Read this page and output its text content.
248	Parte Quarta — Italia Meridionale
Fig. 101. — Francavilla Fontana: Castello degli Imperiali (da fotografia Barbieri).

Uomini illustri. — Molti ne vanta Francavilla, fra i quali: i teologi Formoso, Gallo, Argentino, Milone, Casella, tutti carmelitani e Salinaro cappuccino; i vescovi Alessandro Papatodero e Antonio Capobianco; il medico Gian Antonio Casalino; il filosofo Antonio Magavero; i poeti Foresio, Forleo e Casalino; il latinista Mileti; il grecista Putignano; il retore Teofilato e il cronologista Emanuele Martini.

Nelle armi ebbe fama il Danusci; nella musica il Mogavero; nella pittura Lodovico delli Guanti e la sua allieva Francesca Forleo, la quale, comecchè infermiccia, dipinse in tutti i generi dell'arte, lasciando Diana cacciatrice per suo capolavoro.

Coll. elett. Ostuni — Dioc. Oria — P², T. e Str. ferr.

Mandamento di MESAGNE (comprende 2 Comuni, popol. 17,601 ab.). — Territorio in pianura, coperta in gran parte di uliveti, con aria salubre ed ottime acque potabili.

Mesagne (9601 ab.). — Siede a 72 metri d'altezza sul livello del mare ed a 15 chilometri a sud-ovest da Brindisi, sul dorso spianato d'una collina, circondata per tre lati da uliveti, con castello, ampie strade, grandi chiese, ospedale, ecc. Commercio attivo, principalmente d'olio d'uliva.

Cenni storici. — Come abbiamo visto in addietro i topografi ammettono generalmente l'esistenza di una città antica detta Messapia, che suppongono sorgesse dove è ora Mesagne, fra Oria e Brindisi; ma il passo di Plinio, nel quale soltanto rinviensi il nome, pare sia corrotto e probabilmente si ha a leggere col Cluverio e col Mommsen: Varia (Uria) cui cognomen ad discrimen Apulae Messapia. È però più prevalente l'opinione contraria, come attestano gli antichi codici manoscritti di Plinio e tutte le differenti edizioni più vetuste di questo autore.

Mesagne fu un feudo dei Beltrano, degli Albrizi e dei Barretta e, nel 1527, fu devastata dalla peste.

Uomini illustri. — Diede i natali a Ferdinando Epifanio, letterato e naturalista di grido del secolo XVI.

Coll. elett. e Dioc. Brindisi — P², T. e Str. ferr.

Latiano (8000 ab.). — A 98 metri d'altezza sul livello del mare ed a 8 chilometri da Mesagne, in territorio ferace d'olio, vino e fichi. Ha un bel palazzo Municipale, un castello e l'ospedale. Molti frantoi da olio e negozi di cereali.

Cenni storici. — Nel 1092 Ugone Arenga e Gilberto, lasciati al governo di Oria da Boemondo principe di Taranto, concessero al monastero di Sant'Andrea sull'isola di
== == ==
● **Goal**: Repeat the data in its entirety, character for character.

● **Output of the task**:
Read this page and output its text content.
248	Parte Quarta — Italia Meridionale
Fig. 101. — Francavilla Fontana: Castello degli Imperiali (da fotografia Barbieri).

Uomini illustri. — Molti ne vanta Francavilla, fra i quali: i teologi Formoso, Gallo, Argentino, Milone, Casella, tutti carmelitani e Salinaro cappuccino; i vescovi Alessandro Papatodero e Antonio Capobianco; il medico Gian Antonio Casalino; il filosofo Antonio Magavero; i poeti Foresio, Forleo e Casalino; il latinista Mileti; il grecista Putignano; il retore Teofilato e il cronologista Emanuele Martini.

Nelle armi ebbe fama il Danusci; nella musica il Mogavero; nella pittura Lodovico delli Guanti e la sua allieva Francesca Forleo, la quale, comecchè infermiccia, dipinse in tutti i generi dell'arte, lasciando Diana cacciatrice per suo capolavoro.

Coll. elett. Ostuni — Dioc. Oria — P², T. e Str. ferr.

Mandamento di MESAGNE (comprende 2 Comuni, popol. 17,601 ab.). — Territorio in pianura, coperta in gran parte di uliveti, con aria salubre ed ottime acque potabili.

Mesagne (9601 ab.). — Siede a 72 metri d'altezza sul livello del mare ed a 15 chilometri a sud-ovest da Brindisi, sul dorso spianato d'una collina, circondata per tre lati da uliveti, con castello, ampie strade, grandi chiese, ospedale, ecc. Commercio attivo, principalmente d'olio d'uliva.

Cenni storici. — Come abbiamo visto in addietro i topografi ammettono generalmente l'esistenza di una città antica detta Messapia, che suppongono sorgesse dove è ora Mesagne, fra Oria e Brindisi; ma il passo di Plinio, nel quale soltanto rinviensi il nome, pare sia corrotto e probabilmente si ha a leggere col Cluverio e col Mommsen: Varia (Uria) cui cognomen ad discrimen Apulae Messapia. È però più prevalente l'opinione contraria, come attestano gli antichi codici manoscritti di Plinio e tutte le differenti edizioni più vetuste di questo autore.

Mesagne fu un feudo dei Beltrano, degli Albrizi e dei Barretta e, nel 1527, fu devastata dalla peste.

Uomini illustri. — Diede i natali a Ferdinando Epifanio, letterato e naturalista di grido del secolo XVI.

Coll. elett. e Dioc. Brindisi — P², T. e Str. ferr.

Latiano (8000 ab.). — A 98 metri d'altezza sul livello del mare ed a 8 chilometri da Mesagne, in territorio ferace d'olio, vino e fichi. Ha un bel palazzo Municipale, un castello e l'ospedale. Molti frantoi da olio e negozi di cereali.

Cenni storici. — Nel 1092 Ugone Arenga e Gilberto, lasciati al governo di Oria da Boemondo principe di Taranto, concessero al monastero di Sant'Andrea sull'isola di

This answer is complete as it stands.